[INPUT FOR THIS TASK]
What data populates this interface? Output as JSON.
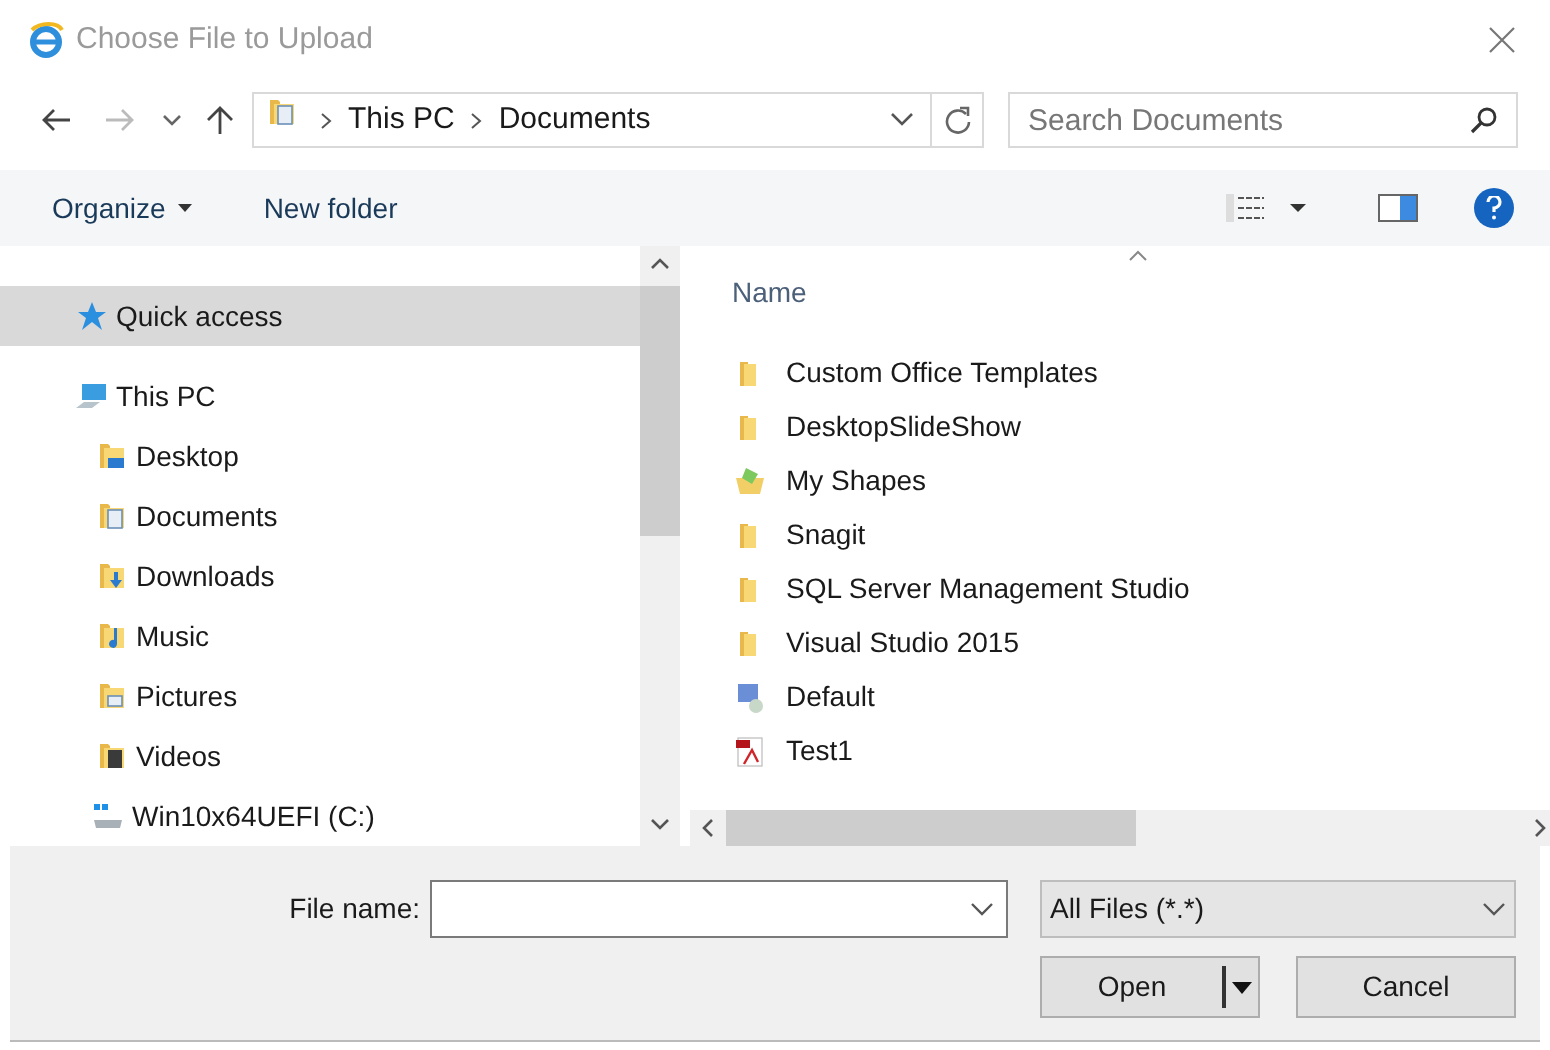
{
  "window": {
    "title": "Choose File to Upload"
  },
  "address_bar": {
    "segments": [
      "This PC",
      "Documents"
    ]
  },
  "search": {
    "placeholder": "Search Documents"
  },
  "toolbar": {
    "organize": "Organize",
    "new_folder": "New folder"
  },
  "navigation": [
    {
      "label": "Quick access",
      "kind": "star",
      "selected": true
    },
    {
      "label": "This PC",
      "kind": "computer",
      "selected": false,
      "children": [
        {
          "label": "Desktop",
          "kind": "desktop",
          "selected": false
        },
        {
          "label": "Documents",
          "kind": "documents",
          "selected": false
        },
        {
          "label": "Downloads",
          "kind": "downloads",
          "selected": false
        },
        {
          "label": "Music",
          "kind": "music",
          "selected": false
        },
        {
          "label": "Pictures",
          "kind": "pictures",
          "selected": false
        },
        {
          "label": "Videos",
          "kind": "videos",
          "selected": false
        },
        {
          "label": "Win10x64UEFI (C:)",
          "kind": "drive",
          "selected": false
        }
      ]
    }
  ],
  "file_list": {
    "column": "Name",
    "items": [
      {
        "name": "Custom Office Templates",
        "kind": "folder"
      },
      {
        "name": "DesktopSlideShow",
        "kind": "folder"
      },
      {
        "name": "My Shapes",
        "kind": "shapes"
      },
      {
        "name": "Snagit",
        "kind": "folder"
      },
      {
        "name": "SQL Server Management Studio",
        "kind": "folder"
      },
      {
        "name": "Visual Studio 2015",
        "kind": "folder"
      },
      {
        "name": "Default",
        "kind": "shortcut"
      },
      {
        "name": "Test1",
        "kind": "pdf"
      }
    ]
  },
  "file_name": {
    "label": "File name:"
  },
  "file_type": {
    "value": "All Files (*.*)"
  },
  "buttons": [
    {
      "label": "Open",
      "kind": "split"
    },
    {
      "label": "Cancel",
      "kind": "plain"
    }
  ]
}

[WHAT TO DO] Output, exactly, all the records above; include no pictures.

[PROBLEM SOLUTION]
What data populates this interface? Output as JSON.
{
  "window": {
    "title": "Choose File to Upload"
  },
  "address_bar": {
    "segments": [
      "This PC",
      "Documents"
    ]
  },
  "search": {
    "placeholder": "Search Documents"
  },
  "toolbar": {
    "organize": "Organize",
    "new_folder": "New folder"
  },
  "navigation": [
    {
      "label": "Quick access",
      "kind": "star",
      "selected": true
    },
    {
      "label": "This PC",
      "kind": "computer",
      "selected": false,
      "children": [
        {
          "label": "Desktop",
          "kind": "desktop",
          "selected": false
        },
        {
          "label": "Documents",
          "kind": "documents",
          "selected": false
        },
        {
          "label": "Downloads",
          "kind": "downloads",
          "selected": false
        },
        {
          "label": "Music",
          "kind": "music",
          "selected": false
        },
        {
          "label": "Pictures",
          "kind": "pictures",
          "selected": false
        },
        {
          "label": "Videos",
          "kind": "videos",
          "selected": false
        },
        {
          "label": "Win10x64UEFI (C:)",
          "kind": "drive",
          "selected": false
        }
      ]
    }
  ],
  "file_list": {
    "column": "Name",
    "items": [
      {
        "name": "Custom Office Templates",
        "kind": "folder"
      },
      {
        "name": "DesktopSlideShow",
        "kind": "folder"
      },
      {
        "name": "My Shapes",
        "kind": "shapes"
      },
      {
        "name": "Snagit",
        "kind": "folder"
      },
      {
        "name": "SQL Server Management Studio",
        "kind": "folder"
      },
      {
        "name": "Visual Studio 2015",
        "kind": "folder"
      },
      {
        "name": "Default",
        "kind": "shortcut"
      },
      {
        "name": "Test1",
        "kind": "pdf"
      }
    ]
  },
  "file_name": {
    "label": "File name:"
  },
  "file_type": {
    "value": "All Files (*.*)"
  },
  "buttons": [
    {
      "label": "Open",
      "kind": "split"
    },
    {
      "label": "Cancel",
      "kind": "plain"
    }
  ]
}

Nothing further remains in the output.